Task goal — Reproduce the listing below in full and without alteration, apart from its pictures.

---------- Records shown

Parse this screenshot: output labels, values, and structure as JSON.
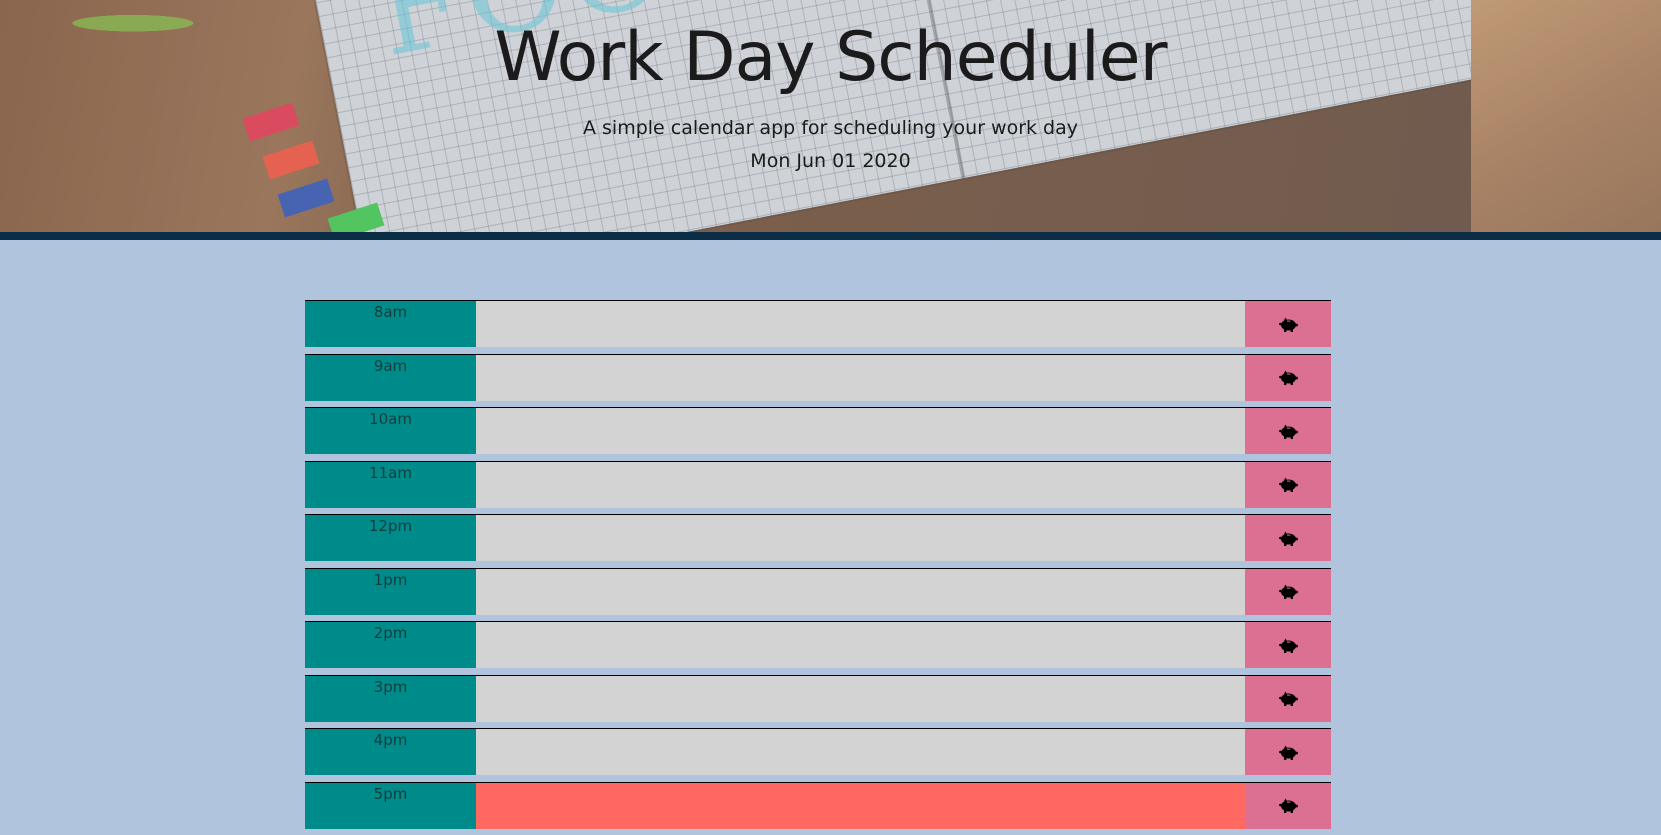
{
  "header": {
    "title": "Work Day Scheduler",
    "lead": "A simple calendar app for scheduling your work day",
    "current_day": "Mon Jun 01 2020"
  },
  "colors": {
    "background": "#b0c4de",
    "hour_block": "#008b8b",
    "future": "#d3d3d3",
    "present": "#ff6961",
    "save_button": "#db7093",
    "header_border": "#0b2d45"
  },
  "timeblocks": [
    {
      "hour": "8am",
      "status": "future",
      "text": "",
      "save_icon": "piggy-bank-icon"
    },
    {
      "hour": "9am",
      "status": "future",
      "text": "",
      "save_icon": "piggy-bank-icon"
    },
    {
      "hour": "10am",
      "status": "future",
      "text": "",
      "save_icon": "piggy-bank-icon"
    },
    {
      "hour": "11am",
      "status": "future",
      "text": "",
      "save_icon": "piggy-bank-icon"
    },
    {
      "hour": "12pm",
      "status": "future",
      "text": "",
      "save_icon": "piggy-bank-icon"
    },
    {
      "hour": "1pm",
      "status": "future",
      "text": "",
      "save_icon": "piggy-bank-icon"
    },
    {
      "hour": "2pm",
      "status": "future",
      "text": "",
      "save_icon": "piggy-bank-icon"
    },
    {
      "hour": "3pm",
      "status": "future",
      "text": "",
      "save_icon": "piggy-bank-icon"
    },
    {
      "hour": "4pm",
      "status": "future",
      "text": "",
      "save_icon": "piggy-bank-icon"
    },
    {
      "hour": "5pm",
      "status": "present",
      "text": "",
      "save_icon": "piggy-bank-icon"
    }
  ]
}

--------------------

Finished answer —
Parse this screenshot: output labels, values, and structure as JSON.
{
  "header": {
    "title": "Work Day Scheduler",
    "lead": "A simple calendar app for scheduling your work day",
    "current_day": "Mon Jun 01 2020"
  },
  "colors": {
    "background": "#b0c4de",
    "hour_block": "#008b8b",
    "future": "#d3d3d3",
    "present": "#ff6961",
    "save_button": "#db7093",
    "header_border": "#0b2d45"
  },
  "timeblocks": [
    {
      "hour": "8am",
      "status": "future",
      "text": "",
      "save_icon": "piggy-bank-icon"
    },
    {
      "hour": "9am",
      "status": "future",
      "text": "",
      "save_icon": "piggy-bank-icon"
    },
    {
      "hour": "10am",
      "status": "future",
      "text": "",
      "save_icon": "piggy-bank-icon"
    },
    {
      "hour": "11am",
      "status": "future",
      "text": "",
      "save_icon": "piggy-bank-icon"
    },
    {
      "hour": "12pm",
      "status": "future",
      "text": "",
      "save_icon": "piggy-bank-icon"
    },
    {
      "hour": "1pm",
      "status": "future",
      "text": "",
      "save_icon": "piggy-bank-icon"
    },
    {
      "hour": "2pm",
      "status": "future",
      "text": "",
      "save_icon": "piggy-bank-icon"
    },
    {
      "hour": "3pm",
      "status": "future",
      "text": "",
      "save_icon": "piggy-bank-icon"
    },
    {
      "hour": "4pm",
      "status": "future",
      "text": "",
      "save_icon": "piggy-bank-icon"
    },
    {
      "hour": "5pm",
      "status": "present",
      "text": "",
      "save_icon": "piggy-bank-icon"
    }
  ]
}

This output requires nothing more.